§ **Problem to work on**
Write out the entire listing below exactly, with the pictures left out.

┌─ Data excerpts

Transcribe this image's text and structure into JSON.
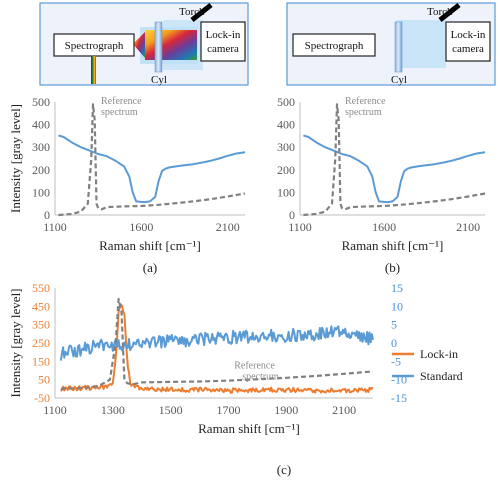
{
  "diagrams": {
    "a": {
      "torch": "Torch",
      "camera_line1": "Lock-in",
      "camera_line2": "camera",
      "spectrograph": "Spectrograph",
      "cyl": "Cyl"
    },
    "b": {
      "torch": "Torch",
      "camera_line1": "Lock-in",
      "camera_line2": "camera",
      "spectrograph": "Spectrograph",
      "cyl": "Cyl"
    }
  },
  "colors": {
    "standard": "#5b9bd5",
    "lockin": "#ed7d31",
    "reference": "#808080",
    "axis_right": "#4a90d9"
  },
  "chart_data": [
    {
      "id": "a",
      "type": "line",
      "caption": "(a)",
      "xlabel": "Raman shift [cm⁻¹]",
      "ylabel": "Intensity [gray level]",
      "xlim": [
        1100,
        2200
      ],
      "ylim": [
        0,
        500
      ],
      "xticks": [
        1100,
        1600,
        2100
      ],
      "yticks": [
        0,
        100,
        200,
        300,
        400,
        500
      ],
      "annotation": [
        "Reference",
        "spectrum"
      ],
      "series": [
        {
          "role": "standard",
          "style": "solid",
          "x": [
            1120,
            1150,
            1200,
            1250,
            1300,
            1350,
            1400,
            1450,
            1500,
            1530,
            1550,
            1570,
            1600,
            1620,
            1650,
            1680,
            1700,
            1720,
            1740,
            1760,
            1800,
            1850,
            1900,
            1950,
            2000,
            2050,
            2100,
            2150,
            2200
          ],
          "y": [
            352,
            345,
            320,
            300,
            285,
            270,
            260,
            240,
            215,
            170,
            100,
            60,
            58,
            57,
            60,
            80,
            150,
            195,
            205,
            210,
            215,
            220,
            225,
            232,
            240,
            250,
            262,
            272,
            278
          ]
        },
        {
          "role": "reference",
          "style": "dashed",
          "x": [
            1120,
            1200,
            1250,
            1290,
            1310,
            1320,
            1330,
            1340,
            1350,
            1370,
            1400,
            1500,
            1600,
            1700,
            1800,
            1900,
            2000,
            2100,
            2200
          ],
          "y": [
            0,
            5,
            15,
            50,
            250,
            490,
            420,
            50,
            30,
            25,
            35,
            38,
            40,
            45,
            52,
            60,
            70,
            82,
            95
          ]
        }
      ]
    },
    {
      "id": "b",
      "type": "line",
      "caption": "(b)",
      "xlabel": "Raman shift [cm⁻¹]",
      "ylabel": "",
      "xlim": [
        1100,
        2200
      ],
      "ylim": [
        0,
        500
      ],
      "xticks": [
        1100,
        1600,
        2100
      ],
      "yticks": [
        0,
        100,
        200,
        300,
        400,
        500
      ],
      "annotation": [
        "Reference",
        "spectrum"
      ],
      "series": [
        {
          "role": "standard",
          "style": "solid",
          "x": [
            1120,
            1150,
            1200,
            1250,
            1300,
            1350,
            1400,
            1450,
            1500,
            1530,
            1550,
            1570,
            1600,
            1620,
            1650,
            1680,
            1700,
            1720,
            1740,
            1760,
            1800,
            1850,
            1900,
            1950,
            2000,
            2050,
            2100,
            2150,
            2200
          ],
          "y": [
            352,
            345,
            320,
            300,
            285,
            270,
            260,
            240,
            215,
            170,
            100,
            60,
            58,
            57,
            60,
            80,
            150,
            195,
            205,
            210,
            215,
            220,
            225,
            232,
            240,
            250,
            262,
            272,
            278
          ]
        },
        {
          "role": "reference",
          "style": "dashed",
          "x": [
            1120,
            1200,
            1250,
            1290,
            1310,
            1320,
            1330,
            1340,
            1350,
            1370,
            1400,
            1500,
            1600,
            1700,
            1800,
            1900,
            2000,
            2100,
            2200
          ],
          "y": [
            0,
            5,
            15,
            50,
            250,
            490,
            420,
            50,
            30,
            25,
            35,
            38,
            40,
            45,
            52,
            60,
            70,
            82,
            95
          ]
        }
      ]
    },
    {
      "id": "c",
      "type": "line",
      "caption": "(c)",
      "xlabel": "Raman shift [cm⁻¹]",
      "ylabel": "Intensity [gray level]",
      "xlim": [
        1100,
        2200
      ],
      "xticks": [
        1100,
        1300,
        1500,
        1700,
        1900,
        2100
      ],
      "ylim_left": [
        -50,
        550
      ],
      "yticks_left": [
        -50,
        50,
        150,
        250,
        350,
        450,
        550
      ],
      "ylim_right": [
        -15,
        15
      ],
      "yticks_right": [
        -15,
        -10,
        -5,
        0,
        5,
        10,
        15
      ],
      "annotation": [
        "Reference",
        "spectrum"
      ],
      "legend": [
        "Lock-in",
        "Standard"
      ],
      "legend_position": "right",
      "series": [
        {
          "role": "lockin",
          "style": "solid",
          "axis": "left",
          "noise": 12,
          "x": [
            1120,
            1200,
            1280,
            1300,
            1310,
            1320,
            1330,
            1340,
            1350,
            1360,
            1380,
            1400,
            1500,
            1600,
            1700,
            1800,
            1900,
            2000,
            2100,
            2200
          ],
          "y": [
            0,
            5,
            10,
            30,
            150,
            420,
            480,
            400,
            150,
            30,
            10,
            0,
            -5,
            -5,
            -10,
            -5,
            -5,
            -10,
            -10,
            -5
          ]
        },
        {
          "role": "standard",
          "style": "solid",
          "axis": "right",
          "noise": 1.8,
          "x": [
            1120,
            1200,
            1300,
            1400,
            1500,
            1600,
            1700,
            1800,
            1900,
            2000,
            2100,
            2150,
            2200
          ],
          "y": [
            -3,
            -1.5,
            -0.5,
            0,
            0.5,
            1,
            1.5,
            2,
            2,
            2.5,
            3,
            2,
            1
          ]
        },
        {
          "role": "reference",
          "style": "dashed",
          "axis": "left",
          "x": [
            1120,
            1200,
            1250,
            1290,
            1310,
            1320,
            1330,
            1340,
            1350,
            1370,
            1400,
            1500,
            1600,
            1700,
            1800,
            1900,
            2000,
            2100,
            2200
          ],
          "y": [
            0,
            5,
            15,
            50,
            250,
            490,
            420,
            50,
            30,
            25,
            35,
            38,
            40,
            45,
            52,
            60,
            70,
            82,
            95
          ]
        }
      ]
    }
  ]
}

└─

§ **Result of this exercise**
Transcribe this image's text and structure into JSON.
{
  "diagrams": {
    "a": {
      "torch": "Torch",
      "camera_line1": "Lock-in",
      "camera_line2": "camera",
      "spectrograph": "Spectrograph",
      "cyl": "Cyl"
    },
    "b": {
      "torch": "Torch",
      "camera_line1": "Lock-in",
      "camera_line2": "camera",
      "spectrograph": "Spectrograph",
      "cyl": "Cyl"
    }
  },
  "colors": {
    "standard": "#5b9bd5",
    "lockin": "#ed7d31",
    "reference": "#808080",
    "axis_right": "#4a90d9"
  },
  "chart_data": [
    {
      "id": "a",
      "type": "line",
      "caption": "(a)",
      "xlabel": "Raman shift [cm⁻¹]",
      "ylabel": "Intensity [gray level]",
      "xlim": [
        1100,
        2200
      ],
      "ylim": [
        0,
        500
      ],
      "xticks": [
        1100,
        1600,
        2100
      ],
      "yticks": [
        0,
        100,
        200,
        300,
        400,
        500
      ],
      "annotation": [
        "Reference",
        "spectrum"
      ],
      "series": [
        {
          "role": "standard",
          "style": "solid",
          "x": [
            1120,
            1150,
            1200,
            1250,
            1300,
            1350,
            1400,
            1450,
            1500,
            1530,
            1550,
            1570,
            1600,
            1620,
            1650,
            1680,
            1700,
            1720,
            1740,
            1760,
            1800,
            1850,
            1900,
            1950,
            2000,
            2050,
            2100,
            2150,
            2200
          ],
          "y": [
            352,
            345,
            320,
            300,
            285,
            270,
            260,
            240,
            215,
            170,
            100,
            60,
            58,
            57,
            60,
            80,
            150,
            195,
            205,
            210,
            215,
            220,
            225,
            232,
            240,
            250,
            262,
            272,
            278
          ]
        },
        {
          "role": "reference",
          "style": "dashed",
          "x": [
            1120,
            1200,
            1250,
            1290,
            1310,
            1320,
            1330,
            1340,
            1350,
            1370,
            1400,
            1500,
            1600,
            1700,
            1800,
            1900,
            2000,
            2100,
            2200
          ],
          "y": [
            0,
            5,
            15,
            50,
            250,
            490,
            420,
            50,
            30,
            25,
            35,
            38,
            40,
            45,
            52,
            60,
            70,
            82,
            95
          ]
        }
      ]
    },
    {
      "id": "b",
      "type": "line",
      "caption": "(b)",
      "xlabel": "Raman shift [cm⁻¹]",
      "ylabel": "",
      "xlim": [
        1100,
        2200
      ],
      "ylim": [
        0,
        500
      ],
      "xticks": [
        1100,
        1600,
        2100
      ],
      "yticks": [
        0,
        100,
        200,
        300,
        400,
        500
      ],
      "annotation": [
        "Reference",
        "spectrum"
      ],
      "series": [
        {
          "role": "standard",
          "style": "solid",
          "x": [
            1120,
            1150,
            1200,
            1250,
            1300,
            1350,
            1400,
            1450,
            1500,
            1530,
            1550,
            1570,
            1600,
            1620,
            1650,
            1680,
            1700,
            1720,
            1740,
            1760,
            1800,
            1850,
            1900,
            1950,
            2000,
            2050,
            2100,
            2150,
            2200
          ],
          "y": [
            352,
            345,
            320,
            300,
            285,
            270,
            260,
            240,
            215,
            170,
            100,
            60,
            58,
            57,
            60,
            80,
            150,
            195,
            205,
            210,
            215,
            220,
            225,
            232,
            240,
            250,
            262,
            272,
            278
          ]
        },
        {
          "role": "reference",
          "style": "dashed",
          "x": [
            1120,
            1200,
            1250,
            1290,
            1310,
            1320,
            1330,
            1340,
            1350,
            1370,
            1400,
            1500,
            1600,
            1700,
            1800,
            1900,
            2000,
            2100,
            2200
          ],
          "y": [
            0,
            5,
            15,
            50,
            250,
            490,
            420,
            50,
            30,
            25,
            35,
            38,
            40,
            45,
            52,
            60,
            70,
            82,
            95
          ]
        }
      ]
    },
    {
      "id": "c",
      "type": "line",
      "caption": "(c)",
      "xlabel": "Raman shift [cm⁻¹]",
      "ylabel": "Intensity [gray level]",
      "xlim": [
        1100,
        2200
      ],
      "xticks": [
        1100,
        1300,
        1500,
        1700,
        1900,
        2100
      ],
      "ylim_left": [
        -50,
        550
      ],
      "yticks_left": [
        -50,
        50,
        150,
        250,
        350,
        450,
        550
      ],
      "ylim_right": [
        -15,
        15
      ],
      "yticks_right": [
        -15,
        -10,
        -5,
        0,
        5,
        10,
        15
      ],
      "annotation": [
        "Reference",
        "spectrum"
      ],
      "legend": [
        "Lock-in",
        "Standard"
      ],
      "legend_position": "right",
      "series": [
        {
          "role": "lockin",
          "style": "solid",
          "axis": "left",
          "noise": 12,
          "x": [
            1120,
            1200,
            1280,
            1300,
            1310,
            1320,
            1330,
            1340,
            1350,
            1360,
            1380,
            1400,
            1500,
            1600,
            1700,
            1800,
            1900,
            2000,
            2100,
            2200
          ],
          "y": [
            0,
            5,
            10,
            30,
            150,
            420,
            480,
            400,
            150,
            30,
            10,
            0,
            -5,
            -5,
            -10,
            -5,
            -5,
            -10,
            -10,
            -5
          ]
        },
        {
          "role": "standard",
          "style": "solid",
          "axis": "right",
          "noise": 1.8,
          "x": [
            1120,
            1200,
            1300,
            1400,
            1500,
            1600,
            1700,
            1800,
            1900,
            2000,
            2100,
            2150,
            2200
          ],
          "y": [
            -3,
            -1.5,
            -0.5,
            0,
            0.5,
            1,
            1.5,
            2,
            2,
            2.5,
            3,
            2,
            1
          ]
        },
        {
          "role": "reference",
          "style": "dashed",
          "axis": "left",
          "x": [
            1120,
            1200,
            1250,
            1290,
            1310,
            1320,
            1330,
            1340,
            1350,
            1370,
            1400,
            1500,
            1600,
            1700,
            1800,
            1900,
            2000,
            2100,
            2200
          ],
          "y": [
            0,
            5,
            15,
            50,
            250,
            490,
            420,
            50,
            30,
            25,
            35,
            38,
            40,
            45,
            52,
            60,
            70,
            82,
            95
          ]
        }
      ]
    }
  ]
}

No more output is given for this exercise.